## Begin Excerpted records

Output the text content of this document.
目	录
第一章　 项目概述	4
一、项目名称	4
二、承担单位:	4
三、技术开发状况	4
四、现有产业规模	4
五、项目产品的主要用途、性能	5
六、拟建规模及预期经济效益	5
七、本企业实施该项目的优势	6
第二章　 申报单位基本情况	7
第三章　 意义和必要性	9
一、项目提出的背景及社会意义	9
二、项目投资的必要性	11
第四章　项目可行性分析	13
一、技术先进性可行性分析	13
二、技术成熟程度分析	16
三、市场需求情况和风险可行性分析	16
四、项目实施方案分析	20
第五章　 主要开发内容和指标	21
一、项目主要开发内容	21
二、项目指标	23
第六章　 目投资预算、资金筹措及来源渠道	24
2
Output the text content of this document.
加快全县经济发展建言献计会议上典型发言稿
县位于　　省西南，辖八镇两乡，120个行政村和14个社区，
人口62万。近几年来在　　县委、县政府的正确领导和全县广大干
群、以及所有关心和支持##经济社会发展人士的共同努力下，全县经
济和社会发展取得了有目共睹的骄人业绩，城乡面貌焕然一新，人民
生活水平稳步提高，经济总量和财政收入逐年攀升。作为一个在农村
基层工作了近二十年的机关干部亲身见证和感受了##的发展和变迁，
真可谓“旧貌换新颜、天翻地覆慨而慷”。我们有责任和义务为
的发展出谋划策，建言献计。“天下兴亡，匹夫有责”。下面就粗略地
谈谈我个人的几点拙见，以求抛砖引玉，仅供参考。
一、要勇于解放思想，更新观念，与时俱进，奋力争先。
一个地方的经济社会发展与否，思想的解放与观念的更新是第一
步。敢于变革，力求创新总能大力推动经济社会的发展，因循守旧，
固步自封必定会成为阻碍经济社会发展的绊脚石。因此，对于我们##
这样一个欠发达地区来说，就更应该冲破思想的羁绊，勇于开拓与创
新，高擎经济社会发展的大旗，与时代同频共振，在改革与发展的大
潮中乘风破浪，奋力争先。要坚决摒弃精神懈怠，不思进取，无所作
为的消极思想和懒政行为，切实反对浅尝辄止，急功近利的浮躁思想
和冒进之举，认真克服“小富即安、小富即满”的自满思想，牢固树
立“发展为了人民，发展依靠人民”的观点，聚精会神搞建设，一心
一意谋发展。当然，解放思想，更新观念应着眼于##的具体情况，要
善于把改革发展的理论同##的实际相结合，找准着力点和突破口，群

## End Excerpted records

→ **Task statement**:
Write out the records above again, keeping each one identical to the original.

→ **Correct response**:
Output the text content of this document.
目	录
第一章　 项目概述	4
一、项目名称	4
二、承担单位:	4
三、技术开发状况	4
四、现有产业规模	4
五、项目产品的主要用途、性能	5
六、拟建规模及预期经济效益	5
七、本企业实施该项目的优势	6
第二章　 申报单位基本情况	7
第三章　 意义和必要性	9
一、项目提出的背景及社会意义	9
二、项目投资的必要性	11
第四章　项目可行性分析	13
一、技术先进性可行性分析	13
二、技术成熟程度分析	16
三、市场需求情况和风险可行性分析	16
四、项目实施方案分析	20
第五章　 主要开发内容和指标	21
一、项目主要开发内容	21
二、项目指标	23
第六章　 目投资预算、资金筹措及来源渠道	24
2
Output the text content of this document.
加快全县经济发展建言献计会议上典型发言稿
县位于　　省西南，辖八镇两乡，120个行政村和14个社区，
人口62万。近几年来在　　县委、县政府的正确领导和全县广大干
群、以及所有关心和支持##经济社会发展人士的共同努力下，全县经
济和社会发展取得了有目共睹的骄人业绩，城乡面貌焕然一新，人民
生活水平稳步提高，经济总量和财政收入逐年攀升。作为一个在农村
基层工作了近二十年的机关干部亲身见证和感受了##的发展和变迁，
真可谓“旧貌换新颜、天翻地覆慨而慷”。我们有责任和义务为
的发展出谋划策，建言献计。“天下兴亡，匹夫有责”。下面就粗略地
谈谈我个人的几点拙见，以求抛砖引玉，仅供参考。
一、要勇于解放思想，更新观念，与时俱进，奋力争先。
一个地方的经济社会发展与否，思想的解放与观念的更新是第一
步。敢于变革，力求创新总能大力推动经济社会的发展，因循守旧，
固步自封必定会成为阻碍经济社会发展的绊脚石。因此，对于我们##
这样一个欠发达地区来说，就更应该冲破思想的羁绊，勇于开拓与创
新，高擎经济社会发展的大旗，与时代同频共振，在改革与发展的大
潮中乘风破浪，奋力争先。要坚决摒弃精神懈怠，不思进取，无所作
为的消极思想和懒政行为，切实反对浅尝辄止，急功近利的浮躁思想
和冒进之举，认真克服“小富即安、小富即满”的自满思想，牢固树
立“发展为了人民，发展依靠人民”的观点，聚精会神搞建设，一心
一意谋发展。当然，解放思想，更新观念应着眼于##的具体情况，要
善于把改革发展的理论同##的实际相结合，找准着力点和突破口，群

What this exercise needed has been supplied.